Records
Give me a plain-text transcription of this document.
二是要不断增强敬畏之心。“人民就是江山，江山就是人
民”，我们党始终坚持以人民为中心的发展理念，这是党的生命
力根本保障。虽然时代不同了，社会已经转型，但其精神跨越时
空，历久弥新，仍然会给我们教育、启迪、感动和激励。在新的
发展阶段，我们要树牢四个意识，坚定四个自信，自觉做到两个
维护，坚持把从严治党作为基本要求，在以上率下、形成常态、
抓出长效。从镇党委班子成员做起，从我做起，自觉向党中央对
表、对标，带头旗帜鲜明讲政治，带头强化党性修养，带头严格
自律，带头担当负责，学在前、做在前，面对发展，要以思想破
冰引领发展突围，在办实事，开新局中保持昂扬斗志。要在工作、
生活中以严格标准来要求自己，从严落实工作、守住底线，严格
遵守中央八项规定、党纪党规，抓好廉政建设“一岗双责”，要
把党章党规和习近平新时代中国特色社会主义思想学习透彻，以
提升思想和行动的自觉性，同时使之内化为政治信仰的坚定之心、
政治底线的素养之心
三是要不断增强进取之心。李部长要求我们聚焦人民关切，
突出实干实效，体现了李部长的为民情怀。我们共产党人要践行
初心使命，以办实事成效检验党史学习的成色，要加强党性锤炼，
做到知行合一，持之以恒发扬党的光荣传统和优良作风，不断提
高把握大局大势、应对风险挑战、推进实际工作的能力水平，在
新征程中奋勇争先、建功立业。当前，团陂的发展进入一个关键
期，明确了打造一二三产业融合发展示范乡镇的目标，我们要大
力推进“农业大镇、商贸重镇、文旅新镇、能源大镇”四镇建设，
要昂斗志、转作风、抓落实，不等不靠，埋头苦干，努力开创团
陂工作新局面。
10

**TASK DESCRIPTION**
The entries above must be returned exactly.

**SOLUTION TO THIS EXERCISE**
Give me a plain-text transcription of this document.
二是要不断增强敬畏之心。“人民就是江山，江山就是人
民”，我们党始终坚持以人民为中心的发展理念，这是党的生命
力根本保障。虽然时代不同了，社会已经转型，但其精神跨越时
空，历久弥新，仍然会给我们教育、启迪、感动和激励。在新的
发展阶段，我们要树牢四个意识，坚定四个自信，自觉做到两个
维护，坚持把从严治党作为基本要求，在以上率下、形成常态、
抓出长效。从镇党委班子成员做起，从我做起，自觉向党中央对
表、对标，带头旗帜鲜明讲政治，带头强化党性修养，带头严格
自律，带头担当负责，学在前、做在前，面对发展，要以思想破
冰引领发展突围，在办实事，开新局中保持昂扬斗志。要在工作、
生活中以严格标准来要求自己，从严落实工作、守住底线，严格
遵守中央八项规定、党纪党规，抓好廉政建设“一岗双责”，要
把党章党规和习近平新时代中国特色社会主义思想学习透彻，以
提升思想和行动的自觉性，同时使之内化为政治信仰的坚定之心、
政治底线的素养之心
三是要不断增强进取之心。李部长要求我们聚焦人民关切，
突出实干实效，体现了李部长的为民情怀。我们共产党人要践行
初心使命，以办实事成效检验党史学习的成色，要加强党性锤炼，
做到知行合一，持之以恒发扬党的光荣传统和优良作风，不断提
高把握大局大势、应对风险挑战、推进实际工作的能力水平，在
新征程中奋勇争先、建功立业。当前，团陂的发展进入一个关键
期，明确了打造一二三产业融合发展示范乡镇的目标，我们要大
力推进“农业大镇、商贸重镇、文旅新镇、能源大镇”四镇建设，
要昂斗志、转作风、抓落实，不等不靠，埋头苦干，努力开创团
陂工作新局面。
10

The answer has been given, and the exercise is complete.